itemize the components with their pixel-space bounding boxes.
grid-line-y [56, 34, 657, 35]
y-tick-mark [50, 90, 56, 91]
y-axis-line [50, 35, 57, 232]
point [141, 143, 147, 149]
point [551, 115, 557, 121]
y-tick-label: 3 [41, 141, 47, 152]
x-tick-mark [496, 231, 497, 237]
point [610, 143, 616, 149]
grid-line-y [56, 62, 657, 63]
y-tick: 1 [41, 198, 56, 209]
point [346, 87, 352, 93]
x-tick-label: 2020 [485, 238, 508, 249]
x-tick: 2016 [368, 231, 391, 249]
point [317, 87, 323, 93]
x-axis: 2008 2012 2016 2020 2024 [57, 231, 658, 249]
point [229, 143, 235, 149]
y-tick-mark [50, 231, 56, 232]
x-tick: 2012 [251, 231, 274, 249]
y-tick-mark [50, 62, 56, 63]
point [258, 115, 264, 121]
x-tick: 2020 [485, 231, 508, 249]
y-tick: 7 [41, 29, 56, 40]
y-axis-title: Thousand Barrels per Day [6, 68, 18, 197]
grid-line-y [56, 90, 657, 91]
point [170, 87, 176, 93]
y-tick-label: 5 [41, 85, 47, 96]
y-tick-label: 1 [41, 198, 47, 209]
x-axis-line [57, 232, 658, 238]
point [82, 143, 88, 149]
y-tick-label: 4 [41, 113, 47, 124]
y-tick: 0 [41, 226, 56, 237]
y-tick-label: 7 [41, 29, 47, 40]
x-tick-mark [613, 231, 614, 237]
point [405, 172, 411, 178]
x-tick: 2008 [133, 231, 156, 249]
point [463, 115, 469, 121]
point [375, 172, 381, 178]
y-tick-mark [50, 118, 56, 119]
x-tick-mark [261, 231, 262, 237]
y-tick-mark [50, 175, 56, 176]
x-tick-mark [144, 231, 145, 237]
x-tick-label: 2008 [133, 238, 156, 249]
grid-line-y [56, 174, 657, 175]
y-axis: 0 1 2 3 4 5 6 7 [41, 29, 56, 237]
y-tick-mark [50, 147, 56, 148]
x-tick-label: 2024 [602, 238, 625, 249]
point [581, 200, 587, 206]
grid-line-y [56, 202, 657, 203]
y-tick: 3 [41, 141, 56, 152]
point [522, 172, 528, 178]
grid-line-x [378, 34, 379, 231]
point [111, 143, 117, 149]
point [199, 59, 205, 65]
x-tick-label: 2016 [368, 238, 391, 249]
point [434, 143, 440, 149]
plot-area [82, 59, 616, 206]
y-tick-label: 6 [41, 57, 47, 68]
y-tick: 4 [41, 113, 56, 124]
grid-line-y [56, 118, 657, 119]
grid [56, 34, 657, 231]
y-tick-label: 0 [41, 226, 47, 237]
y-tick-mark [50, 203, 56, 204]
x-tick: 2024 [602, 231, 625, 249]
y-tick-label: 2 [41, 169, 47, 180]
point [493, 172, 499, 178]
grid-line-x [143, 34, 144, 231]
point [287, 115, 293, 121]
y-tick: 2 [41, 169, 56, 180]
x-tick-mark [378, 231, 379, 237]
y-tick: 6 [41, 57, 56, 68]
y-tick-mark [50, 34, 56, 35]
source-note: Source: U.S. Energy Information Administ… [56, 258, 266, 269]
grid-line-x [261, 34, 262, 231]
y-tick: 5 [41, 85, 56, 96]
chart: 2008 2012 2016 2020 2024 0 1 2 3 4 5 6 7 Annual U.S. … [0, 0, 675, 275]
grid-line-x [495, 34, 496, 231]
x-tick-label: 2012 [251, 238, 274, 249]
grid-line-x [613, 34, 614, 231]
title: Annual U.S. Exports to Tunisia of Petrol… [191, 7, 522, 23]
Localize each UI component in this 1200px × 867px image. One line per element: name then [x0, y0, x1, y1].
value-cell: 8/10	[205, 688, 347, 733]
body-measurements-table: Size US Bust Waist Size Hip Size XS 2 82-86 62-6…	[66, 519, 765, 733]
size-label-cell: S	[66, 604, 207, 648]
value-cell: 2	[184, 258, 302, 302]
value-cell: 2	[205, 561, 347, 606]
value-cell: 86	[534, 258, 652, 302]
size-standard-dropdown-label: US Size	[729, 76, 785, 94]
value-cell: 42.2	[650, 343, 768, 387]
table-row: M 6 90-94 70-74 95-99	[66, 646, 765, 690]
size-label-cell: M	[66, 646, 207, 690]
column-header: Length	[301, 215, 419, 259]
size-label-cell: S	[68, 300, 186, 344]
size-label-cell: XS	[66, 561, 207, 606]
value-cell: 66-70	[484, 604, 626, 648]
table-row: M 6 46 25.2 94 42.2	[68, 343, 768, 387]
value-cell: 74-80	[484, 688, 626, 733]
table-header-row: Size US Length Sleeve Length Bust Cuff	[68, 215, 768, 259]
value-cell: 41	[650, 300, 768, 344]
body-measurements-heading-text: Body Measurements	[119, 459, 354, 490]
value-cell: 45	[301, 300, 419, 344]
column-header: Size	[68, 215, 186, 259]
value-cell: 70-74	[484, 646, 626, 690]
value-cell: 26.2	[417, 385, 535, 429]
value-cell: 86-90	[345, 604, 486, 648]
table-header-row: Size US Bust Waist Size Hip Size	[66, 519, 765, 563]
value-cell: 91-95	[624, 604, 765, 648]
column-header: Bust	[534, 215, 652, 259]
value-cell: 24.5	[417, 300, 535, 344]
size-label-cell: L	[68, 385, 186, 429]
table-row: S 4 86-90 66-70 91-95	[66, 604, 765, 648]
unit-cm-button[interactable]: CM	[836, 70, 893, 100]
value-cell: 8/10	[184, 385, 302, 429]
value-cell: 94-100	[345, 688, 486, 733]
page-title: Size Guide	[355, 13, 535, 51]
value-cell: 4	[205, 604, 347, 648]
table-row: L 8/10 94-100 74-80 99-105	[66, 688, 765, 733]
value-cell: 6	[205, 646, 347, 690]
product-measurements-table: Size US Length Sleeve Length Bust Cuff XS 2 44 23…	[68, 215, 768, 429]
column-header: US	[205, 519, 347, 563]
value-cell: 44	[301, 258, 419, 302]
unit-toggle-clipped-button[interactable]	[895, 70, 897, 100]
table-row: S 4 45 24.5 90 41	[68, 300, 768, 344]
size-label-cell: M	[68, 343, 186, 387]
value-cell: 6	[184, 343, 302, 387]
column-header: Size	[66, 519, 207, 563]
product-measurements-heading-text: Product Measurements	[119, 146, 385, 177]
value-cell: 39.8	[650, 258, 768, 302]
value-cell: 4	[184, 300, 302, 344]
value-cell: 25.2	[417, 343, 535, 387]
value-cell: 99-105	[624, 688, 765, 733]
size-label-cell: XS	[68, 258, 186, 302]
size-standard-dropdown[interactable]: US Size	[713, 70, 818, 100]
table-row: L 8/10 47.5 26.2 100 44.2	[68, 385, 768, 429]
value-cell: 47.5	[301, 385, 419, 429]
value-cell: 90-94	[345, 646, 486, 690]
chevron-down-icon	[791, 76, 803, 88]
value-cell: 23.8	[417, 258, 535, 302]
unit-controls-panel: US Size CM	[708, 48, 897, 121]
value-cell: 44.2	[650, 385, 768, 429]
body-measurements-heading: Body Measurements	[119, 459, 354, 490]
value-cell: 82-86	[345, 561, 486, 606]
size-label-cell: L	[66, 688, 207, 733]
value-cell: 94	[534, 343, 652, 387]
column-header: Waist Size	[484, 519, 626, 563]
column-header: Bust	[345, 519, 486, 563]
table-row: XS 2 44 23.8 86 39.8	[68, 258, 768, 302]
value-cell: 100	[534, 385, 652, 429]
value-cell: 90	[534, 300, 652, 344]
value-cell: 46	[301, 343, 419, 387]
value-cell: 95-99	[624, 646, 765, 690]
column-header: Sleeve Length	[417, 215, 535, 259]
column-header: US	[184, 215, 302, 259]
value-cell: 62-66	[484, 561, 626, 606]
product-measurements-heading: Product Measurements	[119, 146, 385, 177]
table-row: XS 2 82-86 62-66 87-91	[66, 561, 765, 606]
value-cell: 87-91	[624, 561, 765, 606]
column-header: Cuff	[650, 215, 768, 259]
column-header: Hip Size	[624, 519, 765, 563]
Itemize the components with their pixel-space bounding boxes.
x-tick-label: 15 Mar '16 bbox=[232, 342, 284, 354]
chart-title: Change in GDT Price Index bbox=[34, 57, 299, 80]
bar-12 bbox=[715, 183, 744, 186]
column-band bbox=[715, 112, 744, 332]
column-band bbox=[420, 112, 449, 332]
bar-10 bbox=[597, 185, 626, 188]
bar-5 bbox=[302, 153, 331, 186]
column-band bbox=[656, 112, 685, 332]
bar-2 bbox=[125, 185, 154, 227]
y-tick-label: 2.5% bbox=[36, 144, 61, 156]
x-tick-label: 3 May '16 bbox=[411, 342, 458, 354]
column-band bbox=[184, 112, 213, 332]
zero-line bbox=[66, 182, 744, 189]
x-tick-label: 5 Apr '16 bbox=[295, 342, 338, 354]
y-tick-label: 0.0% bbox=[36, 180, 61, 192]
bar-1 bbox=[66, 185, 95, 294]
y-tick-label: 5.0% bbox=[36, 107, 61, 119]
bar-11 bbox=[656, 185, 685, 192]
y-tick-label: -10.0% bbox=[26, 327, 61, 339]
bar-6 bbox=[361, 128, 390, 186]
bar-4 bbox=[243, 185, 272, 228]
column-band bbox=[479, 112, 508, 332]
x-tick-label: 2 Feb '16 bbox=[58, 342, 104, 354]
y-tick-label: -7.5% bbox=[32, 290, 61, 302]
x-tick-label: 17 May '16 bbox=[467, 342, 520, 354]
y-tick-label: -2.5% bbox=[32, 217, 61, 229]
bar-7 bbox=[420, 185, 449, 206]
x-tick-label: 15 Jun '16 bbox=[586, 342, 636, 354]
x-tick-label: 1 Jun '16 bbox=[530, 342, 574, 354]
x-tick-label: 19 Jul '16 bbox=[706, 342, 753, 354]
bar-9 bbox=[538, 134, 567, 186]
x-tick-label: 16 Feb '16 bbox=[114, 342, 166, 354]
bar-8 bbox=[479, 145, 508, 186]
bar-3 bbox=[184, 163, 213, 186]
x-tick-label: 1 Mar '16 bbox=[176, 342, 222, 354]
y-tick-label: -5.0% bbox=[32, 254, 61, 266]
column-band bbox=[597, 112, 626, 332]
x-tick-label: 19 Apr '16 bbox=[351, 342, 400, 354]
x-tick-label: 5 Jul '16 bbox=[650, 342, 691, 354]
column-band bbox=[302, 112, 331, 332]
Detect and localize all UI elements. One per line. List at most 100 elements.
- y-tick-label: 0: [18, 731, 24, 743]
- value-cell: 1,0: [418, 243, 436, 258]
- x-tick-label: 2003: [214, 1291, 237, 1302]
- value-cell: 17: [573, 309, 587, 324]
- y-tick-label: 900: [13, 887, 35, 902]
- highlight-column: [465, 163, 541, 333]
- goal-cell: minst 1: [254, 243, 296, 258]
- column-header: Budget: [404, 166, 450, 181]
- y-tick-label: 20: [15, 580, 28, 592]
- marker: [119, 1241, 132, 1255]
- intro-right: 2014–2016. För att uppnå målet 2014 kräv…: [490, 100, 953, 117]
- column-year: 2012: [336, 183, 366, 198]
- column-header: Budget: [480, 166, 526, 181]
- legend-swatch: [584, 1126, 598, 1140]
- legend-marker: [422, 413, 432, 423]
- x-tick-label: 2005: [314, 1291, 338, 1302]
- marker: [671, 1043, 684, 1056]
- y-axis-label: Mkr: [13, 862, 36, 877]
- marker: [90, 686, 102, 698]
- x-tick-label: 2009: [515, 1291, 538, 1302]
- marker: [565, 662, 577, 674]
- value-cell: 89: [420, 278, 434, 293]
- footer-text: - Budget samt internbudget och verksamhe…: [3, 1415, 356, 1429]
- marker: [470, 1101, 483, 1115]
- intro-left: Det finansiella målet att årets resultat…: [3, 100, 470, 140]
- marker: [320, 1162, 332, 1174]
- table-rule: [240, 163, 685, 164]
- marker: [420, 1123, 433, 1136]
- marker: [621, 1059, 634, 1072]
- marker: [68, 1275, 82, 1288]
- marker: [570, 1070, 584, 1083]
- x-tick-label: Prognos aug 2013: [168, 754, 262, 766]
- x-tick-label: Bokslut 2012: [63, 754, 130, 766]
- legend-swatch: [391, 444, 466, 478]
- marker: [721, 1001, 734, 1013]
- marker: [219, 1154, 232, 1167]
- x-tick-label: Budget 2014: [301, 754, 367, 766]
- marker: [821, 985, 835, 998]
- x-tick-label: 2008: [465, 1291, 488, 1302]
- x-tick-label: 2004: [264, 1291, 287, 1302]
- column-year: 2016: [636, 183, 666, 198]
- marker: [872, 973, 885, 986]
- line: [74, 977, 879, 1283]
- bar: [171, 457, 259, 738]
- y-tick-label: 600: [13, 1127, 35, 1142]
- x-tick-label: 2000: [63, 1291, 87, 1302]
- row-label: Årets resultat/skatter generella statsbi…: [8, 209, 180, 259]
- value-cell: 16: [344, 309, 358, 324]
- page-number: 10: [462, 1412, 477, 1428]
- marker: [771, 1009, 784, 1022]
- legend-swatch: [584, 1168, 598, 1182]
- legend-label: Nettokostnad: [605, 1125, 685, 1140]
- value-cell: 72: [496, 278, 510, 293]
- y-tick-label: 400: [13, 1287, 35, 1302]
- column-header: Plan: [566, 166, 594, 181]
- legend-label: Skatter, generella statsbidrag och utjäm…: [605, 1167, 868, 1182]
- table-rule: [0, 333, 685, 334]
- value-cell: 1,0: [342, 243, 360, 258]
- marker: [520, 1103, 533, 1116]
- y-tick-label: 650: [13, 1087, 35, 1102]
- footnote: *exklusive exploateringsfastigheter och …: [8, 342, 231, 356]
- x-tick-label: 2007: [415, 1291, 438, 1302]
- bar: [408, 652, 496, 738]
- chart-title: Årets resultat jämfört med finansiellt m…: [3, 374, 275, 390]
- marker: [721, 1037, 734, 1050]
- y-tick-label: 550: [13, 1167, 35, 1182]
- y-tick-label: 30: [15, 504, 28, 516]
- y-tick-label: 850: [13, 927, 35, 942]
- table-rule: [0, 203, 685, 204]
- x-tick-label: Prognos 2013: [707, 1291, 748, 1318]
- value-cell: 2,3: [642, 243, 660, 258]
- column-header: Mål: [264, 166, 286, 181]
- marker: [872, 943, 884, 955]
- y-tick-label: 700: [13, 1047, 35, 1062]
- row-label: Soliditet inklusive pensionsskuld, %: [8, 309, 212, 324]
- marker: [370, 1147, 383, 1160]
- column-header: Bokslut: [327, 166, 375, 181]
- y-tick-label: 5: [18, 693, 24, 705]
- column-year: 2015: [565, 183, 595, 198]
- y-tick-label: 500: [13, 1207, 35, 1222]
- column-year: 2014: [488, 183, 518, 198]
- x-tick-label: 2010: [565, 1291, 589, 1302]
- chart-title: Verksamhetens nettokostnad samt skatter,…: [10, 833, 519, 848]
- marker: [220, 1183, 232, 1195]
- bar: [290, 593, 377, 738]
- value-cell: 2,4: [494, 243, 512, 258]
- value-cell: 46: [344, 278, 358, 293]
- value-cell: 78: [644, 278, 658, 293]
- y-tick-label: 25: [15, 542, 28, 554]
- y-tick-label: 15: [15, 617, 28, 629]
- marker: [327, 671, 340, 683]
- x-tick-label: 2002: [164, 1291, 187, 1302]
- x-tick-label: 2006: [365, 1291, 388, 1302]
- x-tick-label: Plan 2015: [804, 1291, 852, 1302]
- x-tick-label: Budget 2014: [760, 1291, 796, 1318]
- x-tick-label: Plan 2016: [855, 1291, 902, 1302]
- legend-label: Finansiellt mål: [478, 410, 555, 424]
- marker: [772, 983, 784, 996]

To do - Lay out the lines from the start of the items through the line that contains "x-tick-mark [261, 231, 262, 237]" as a numbered list, leaving out blank lines.

Exercise solution -
1. itemize the components with their pixel-space bounding boxes.
2. grid-line-y [56, 34, 657, 35]
3. y-tick-mark [50, 90, 56, 91]
4. y-axis-line [50, 35, 57, 232]
5. point [141, 143, 147, 149]
6. point [551, 115, 557, 121]
7. y-tick-label: 3 [41, 141, 47, 152]
8. x-tick-mark [496, 231, 497, 237]
9. point [610, 143, 616, 149]
10. grid-line-y [56, 62, 657, 63]
11. y-tick: 1 [41, 198, 56, 209]
12. point [346, 87, 352, 93]
13. x-tick-label: 2020 [485, 238, 508, 249]
14. x-tick: 2016 [368, 231, 391, 249]
15. point [317, 87, 323, 93]
16. x-axis: 2008 2012 2016 2020 2024 [57, 231, 658, 249]
17. point [229, 143, 235, 149]
18. y-tick-mark [50, 231, 56, 232]
19. x-tick: 2012 [251, 231, 274, 249]
20. y-tick-mark [50, 62, 56, 63]
21. point [258, 115, 264, 121]
22. x-tick: 2020 [485, 231, 508, 249]
23. y-tick: 7 [41, 29, 56, 40]
24. y-axis-title: Thousand Barrels per Day [6, 68, 18, 197]
25. grid-line-y [56, 90, 657, 91]
26. point [170, 87, 176, 93]
27. y-tick-label: 5 [41, 85, 47, 96]
28. y-tick-label: 1 [41, 198, 47, 209]
29. x-axis-line [57, 232, 658, 238]
30. point [82, 143, 88, 149]
31. y-tick-label: 4 [41, 113, 47, 124]
32. y-tick: 0 [41, 226, 56, 237]
33. y-tick-label: 7 [41, 29, 47, 40]
34. x-tick-mark [613, 231, 614, 237]
35. point [405, 172, 411, 178]
36. x-tick: 2008 [133, 231, 156, 249]
37. point [463, 115, 469, 121]
38. point [375, 172, 381, 178]
39. y-tick-mark [50, 118, 56, 119]
40. x-tick-mark [261, 231, 262, 237]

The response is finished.